GOAL OF THE EXERCISE :: Wherever the string "fibonacci" occurs in a line of these records, report that line.

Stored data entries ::
------------------------------
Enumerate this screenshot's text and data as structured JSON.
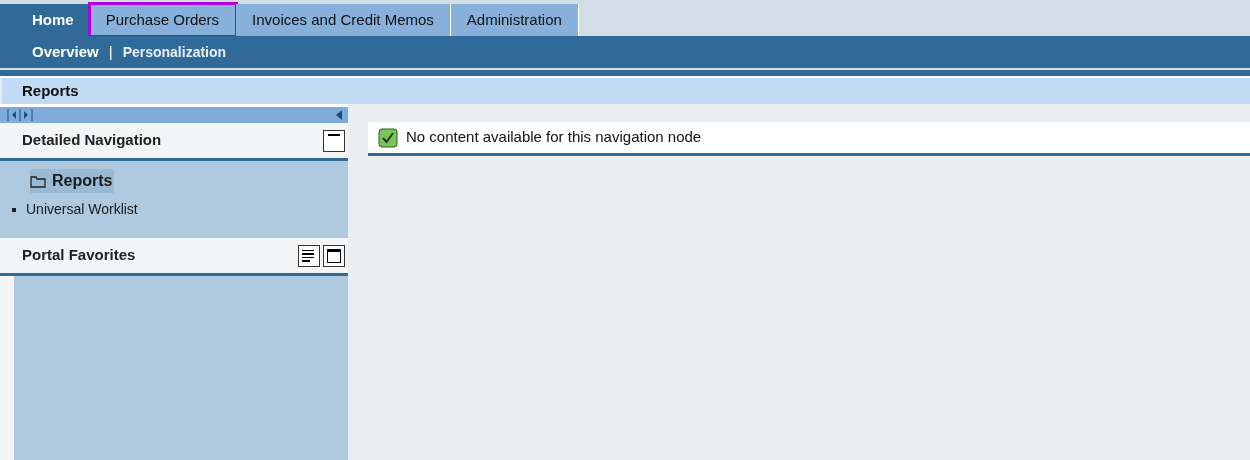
{
  "top_tabs": [
    {
      "label": "Home",
      "selected": true,
      "highlighted": false
    },
    {
      "label": "Purchase Orders",
      "selected": false,
      "highlighted": true
    },
    {
      "label": "Invoices and Credit Memos",
      "selected": false,
      "highlighted": false
    },
    {
      "label": "Administration",
      "selected": false,
      "highlighted": false
    }
  ],
  "sub_tabs": [
    {
      "label": "Overview",
      "selected": true
    },
    {
      "label": "Personalization",
      "selected": false
    }
  ],
  "sub_separator": "|",
  "page_title": "Reports",
  "detailed_navigation": {
    "title": "Detailed Navigation",
    "items": [
      {
        "label": "Reports",
        "kind": "folder",
        "selected": true
      },
      {
        "label": "Universal Worklist",
        "kind": "bullet",
        "selected": false
      }
    ]
  },
  "portal_favorites": {
    "title": "Portal Favorites"
  },
  "message": {
    "text": "No content available for this navigation node"
  }
}
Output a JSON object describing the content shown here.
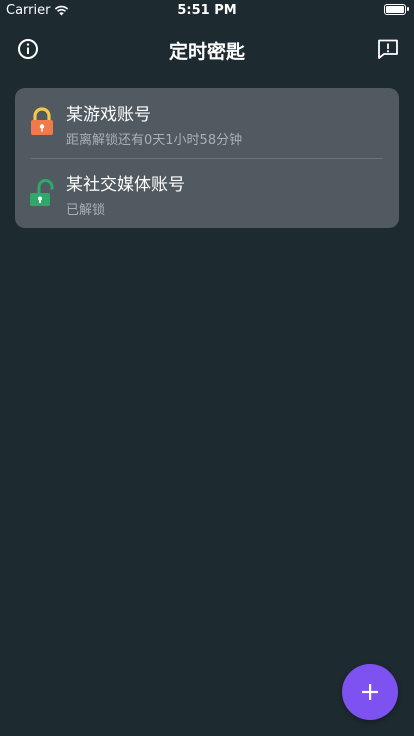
{
  "status_bar": {
    "carrier": "Carrier",
    "time": "5:51 PM"
  },
  "nav": {
    "title": "定时密匙",
    "left_icon": "info-icon",
    "right_icon": "feedback-icon"
  },
  "items": [
    {
      "title": "某游戏账号",
      "subtitle": "距离解锁还有0天1小时58分钟",
      "icon": "lock-closed-icon"
    },
    {
      "title": "某社交媒体账号",
      "subtitle": "已解锁",
      "icon": "lock-open-icon"
    }
  ],
  "fab": {
    "icon": "plus-icon"
  },
  "colors": {
    "background": "#1d2a30",
    "card": "#505a60",
    "accent": "#7d52f0",
    "lock_closed_shackle": "#f5c84a",
    "lock_closed_body": "#f07a4a",
    "lock_open": "#2fa86a"
  }
}
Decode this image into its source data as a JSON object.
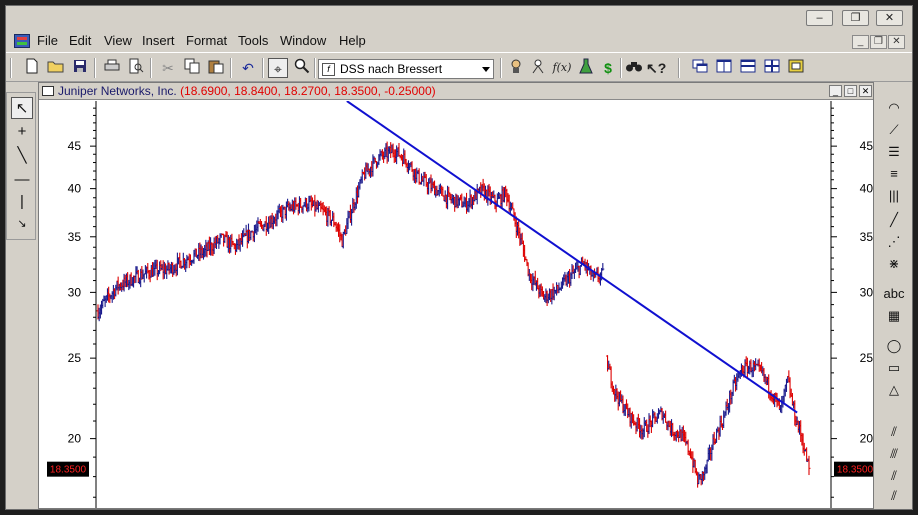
{
  "window": {
    "minimize_glyph": "–",
    "maximize_glyph": "❐",
    "close_glyph": "✕"
  },
  "menu": {
    "items": [
      "File",
      "Edit",
      "View",
      "Insert",
      "Format",
      "Tools",
      "Window",
      "Help"
    ],
    "mdi_minimize": "_",
    "mdi_restore": "❐",
    "mdi_close": "✕"
  },
  "toolbar": {
    "study_select_value": "DSS nach Bressert",
    "study_select_icon": "f",
    "study_dollar": "$",
    "study_fx": "f(x)",
    "icons": [
      "new-file-icon",
      "open-folder-icon",
      "save-icon",
      "print-icon",
      "print-preview-icon",
      "cut-icon",
      "copy-icon",
      "paste-icon",
      "undo-icon",
      "crosshair-icon",
      "zoom-icon"
    ]
  },
  "left_palette": {
    "icons": [
      "pointer-icon",
      "crosshair-icon",
      "trendline-icon",
      "horizontal-line-icon",
      "vertical-line-icon",
      "arrow-icon"
    ]
  },
  "right_palette": {
    "icons": [
      "speed-arc-icon",
      "speed-fan-icon",
      "fibonacci-retracement-icon",
      "fibonacci-time-icon",
      "cycle-lines-icon",
      "gann-line-icon",
      "gann-fan-icon",
      "gann-grid-icon",
      "text-label-icon",
      "table-icon",
      "ellipse-icon",
      "rectangle-icon",
      "triangle-icon",
      "andrews-pitchfork-icon",
      "parallel-lines-icon",
      "regression-channel-icon"
    ],
    "text_tool_label": "abc"
  },
  "chart_window": {
    "symbol": "Juniper Networks, Inc.",
    "ohlc": "(18.6900, 18.8400, 18.2700, 18.3500, -0.25000)",
    "minimize_glyph": "_",
    "restore_glyph": "□",
    "close_glyph": "✕"
  },
  "chart_data": {
    "type": "bar",
    "subtype": "ohlc-price-chart",
    "title": "Juniper Networks, Inc.",
    "scale": "log",
    "ylim": [
      16.5,
      51
    ],
    "y_ticks": [
      45,
      40,
      35,
      30,
      25,
      20
    ],
    "last_price_label": "18.3500",
    "last_price": 18.35,
    "grid": false,
    "colors": {
      "up_bar": "#1a1a8c",
      "down_bar": "#dd0000",
      "trendline": "#1010d0",
      "last_price_bg": "#000000",
      "last_price_text": "#ff2020"
    },
    "x_range": [
      0,
      300
    ],
    "trendline": {
      "x0": 105,
      "y0": 51,
      "x1": 295,
      "y1": 21.5
    },
    "price_path": [
      [
        0,
        28.5
      ],
      [
        8,
        30.5
      ],
      [
        15,
        31.2
      ],
      [
        22,
        31.8
      ],
      [
        30,
        32.0
      ],
      [
        38,
        33.0
      ],
      [
        45,
        33.6
      ],
      [
        52,
        34.8
      ],
      [
        58,
        34.0
      ],
      [
        65,
        35.5
      ],
      [
        72,
        36.5
      ],
      [
        80,
        37.8
      ],
      [
        88,
        38.4
      ],
      [
        95,
        37.5
      ],
      [
        100,
        36.4
      ],
      [
        103,
        34.6
      ],
      [
        108,
        38.5
      ],
      [
        112,
        41.5
      ],
      [
        118,
        43.5
      ],
      [
        125,
        44.5
      ],
      [
        130,
        43.3
      ],
      [
        136,
        41.0
      ],
      [
        142,
        40.0
      ],
      [
        148,
        38.9
      ],
      [
        155,
        38.3
      ],
      [
        162,
        39.8
      ],
      [
        168,
        38.5
      ],
      [
        172,
        39.6
      ],
      [
        178,
        35.0
      ],
      [
        182,
        31.5
      ],
      [
        188,
        29.6
      ],
      [
        194,
        30.2
      ],
      [
        200,
        31.5
      ],
      [
        205,
        32.5
      ],
      [
        209,
        31.2
      ],
      [
        213,
        31.5
      ],
      [
        215,
        24.5
      ],
      [
        218,
        22.8
      ],
      [
        222,
        21.8
      ],
      [
        226,
        21.0
      ],
      [
        230,
        20.5
      ],
      [
        234,
        21.0
      ],
      [
        238,
        21.5
      ],
      [
        242,
        20.5
      ],
      [
        246,
        20.2
      ],
      [
        250,
        19.2
      ],
      [
        253,
        17.8
      ],
      [
        256,
        18.2
      ],
      [
        260,
        20.0
      ],
      [
        264,
        21.2
      ],
      [
        268,
        23.0
      ],
      [
        272,
        24.3
      ],
      [
        276,
        24.4
      ],
      [
        280,
        24.0
      ],
      [
        284,
        22.8
      ],
      [
        288,
        21.6
      ],
      [
        291,
        23.5
      ],
      [
        294,
        21.3
      ],
      [
        297,
        20.0
      ],
      [
        300,
        18.35
      ]
    ]
  }
}
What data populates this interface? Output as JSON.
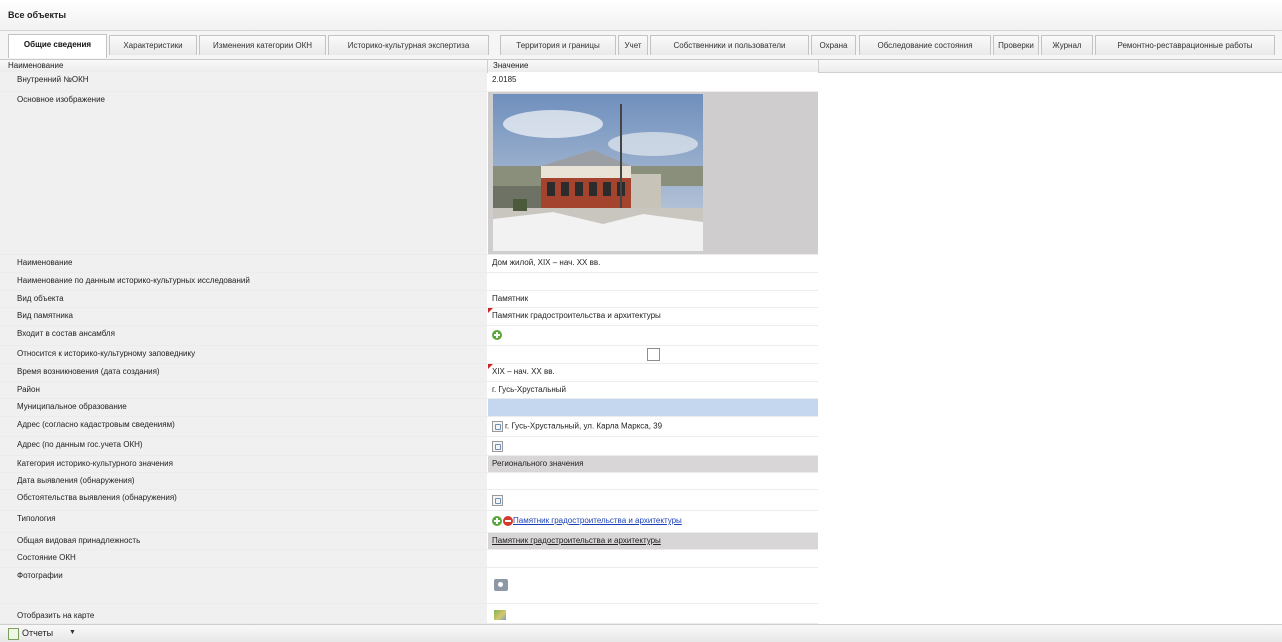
{
  "window": {
    "title": "Все объекты"
  },
  "tabs": [
    {
      "label": "Общие сведения",
      "active": true
    },
    {
      "label": "Характеристики"
    },
    {
      "label": "Изменения категории ОКН"
    },
    {
      "label": "Историко-культурная экспертиза"
    },
    {
      "label": "Территория и границы"
    },
    {
      "label": "Учет"
    },
    {
      "label": "Собственники и пользователи"
    },
    {
      "label": "Охрана"
    },
    {
      "label": "Обследование состояния"
    },
    {
      "label": "Проверки"
    },
    {
      "label": "Журнал"
    },
    {
      "label": "Ремонтно-реставрационные работы"
    }
  ],
  "columns": {
    "name": "Наименование",
    "value": "Значение"
  },
  "rows": {
    "internal_no": {
      "label": "Внутренний №ОКН",
      "value": "2.0185"
    },
    "main_image": {
      "label": "Основное изображение"
    },
    "name": {
      "label": "Наименование",
      "value": "Дом жилой, XIX – нач. XX вв."
    },
    "name_research": {
      "label": "Наименование по данным историко-культурных исследований",
      "value": ""
    },
    "object_kind": {
      "label": "Вид объекта",
      "value": "Памятник"
    },
    "monument_kind": {
      "label": "Вид памятника",
      "value": "Памятник градостроительства и архитектуры"
    },
    "ensemble": {
      "label": "Входит в состав ансамбля"
    },
    "reserve": {
      "label": "Относится к историко-культурному заповеднику"
    },
    "creation_time": {
      "label": "Время возникновения (дата создания)",
      "value": "XIX – нач. XX вв."
    },
    "district": {
      "label": "Район",
      "value": "г. Гусь-Хрустальный"
    },
    "municipality": {
      "label": "Муниципальное образование",
      "value": ""
    },
    "address_cadastre": {
      "label": "Адрес (согласно кадастровым сведениям)",
      "value": "г. Гусь-Хрустальный, ул. Карла Маркса, 39"
    },
    "address_state": {
      "label": "Адрес (по данным гос.учета ОКН)",
      "value": ""
    },
    "category": {
      "label": "Категория историко-культурного значения",
      "value": "Регионального значения"
    },
    "discovery_date": {
      "label": "Дата выявления (обнаружения)",
      "value": ""
    },
    "discovery_circumstances": {
      "label": "Обстоятельства выявления (обнаружения)",
      "value": ""
    },
    "typology": {
      "label": "Типология",
      "value": "Памятник градостроительства и архитектуры"
    },
    "general_species": {
      "label": "Общая видовая принадлежность",
      "value": "Памятник градостроительства и архитектуры"
    },
    "state": {
      "label": "Состояние ОКН",
      "value": ""
    },
    "photos": {
      "label": "Фотографии"
    },
    "map": {
      "label": "Отобразить на карте"
    }
  },
  "footer": {
    "reports_label": "Отчеты",
    "caret": "▼"
  },
  "colors": {
    "grey_cell": "#cfcdcd",
    "blue_cell": "#c4d7ef",
    "link": "#1a3fb8",
    "required_marker": "#c62828"
  },
  "icons": {
    "add": "plus-circle-icon",
    "remove": "minus-circle-icon",
    "address": "address-picker-icon",
    "photo": "camera-icon",
    "map": "map-icon",
    "reports": "document-icon"
  }
}
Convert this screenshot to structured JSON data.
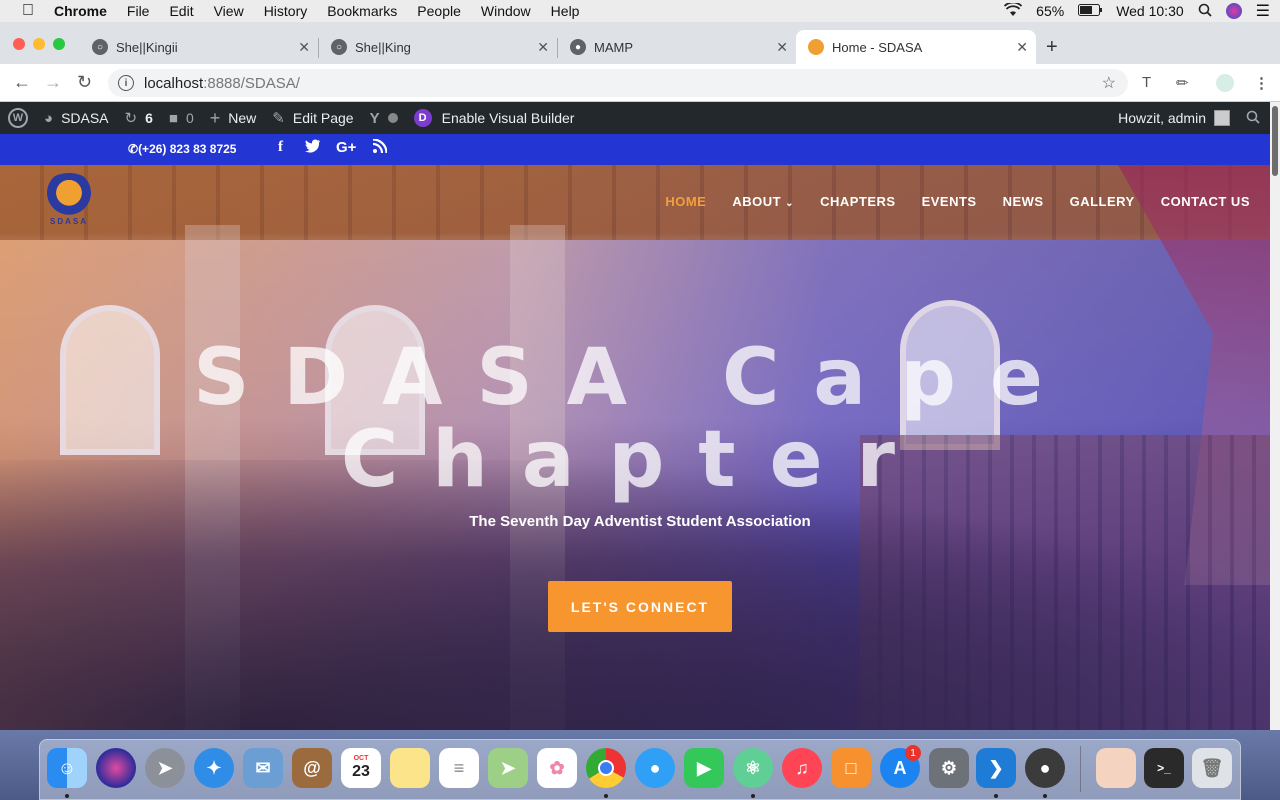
{
  "menubar": {
    "app": "Chrome",
    "items": [
      "File",
      "Edit",
      "View",
      "History",
      "Bookmarks",
      "People",
      "Window",
      "Help"
    ],
    "battery": "65%",
    "clock": "Wed 10:30"
  },
  "tabs": [
    {
      "title": "She||Kingii",
      "active": false
    },
    {
      "title": "She||King",
      "active": false
    },
    {
      "title": "MAMP",
      "active": false
    },
    {
      "title": "Home - SDASA",
      "active": true
    }
  ],
  "omnibox": {
    "host": "localhost",
    "path": ":8888/SDASA/"
  },
  "adminbar": {
    "site": "SDASA",
    "updates": "6",
    "comments": "0",
    "new": "New",
    "edit": "Edit Page",
    "visual_builder_badge": "D",
    "visual_builder": "Enable Visual Builder",
    "greeting": "Howzit, admin"
  },
  "topbar": {
    "phone": "(+26) 823 83 8725",
    "social": [
      "facebook-icon",
      "twitter-icon",
      "google-plus-icon",
      "rss-icon"
    ]
  },
  "logo": {
    "text": "SDASA"
  },
  "nav": {
    "items": [
      "HOME",
      "ABOUT",
      "CHAPTERS",
      "EVENTS",
      "NEWS",
      "GALLERY",
      "CONTACT US"
    ],
    "active": "HOME"
  },
  "hero": {
    "line1": "SDASA Cape",
    "line2": "Chapter",
    "subtitle": "The Seventh Day Adventist Student Association",
    "cta": "LET'S CONNECT"
  },
  "dock": {
    "apps": [
      "Finder",
      "Siri",
      "Launchpad",
      "Safari",
      "Mail",
      "Contacts",
      "Calendar",
      "Notes",
      "Reminders",
      "Maps",
      "Photos",
      "Chrome",
      "Messages",
      "FaceTime",
      "Atom",
      "iTunes",
      "Books",
      "App Store",
      "System Preferences",
      "VS Code",
      "MAMP",
      "Preview",
      "Terminal",
      "Trash"
    ],
    "calendar_month": "OCT",
    "calendar_day": "23",
    "appstore_badge": "1"
  },
  "colors": {
    "accent": "#f7962e",
    "topbar": "#2336d4",
    "adminbar": "#23282d"
  }
}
------------------------------
ANSWER FOR THIS EXERCISE ::
      "fibonacci-retracement-icon",
      "fibonacci-time-icon",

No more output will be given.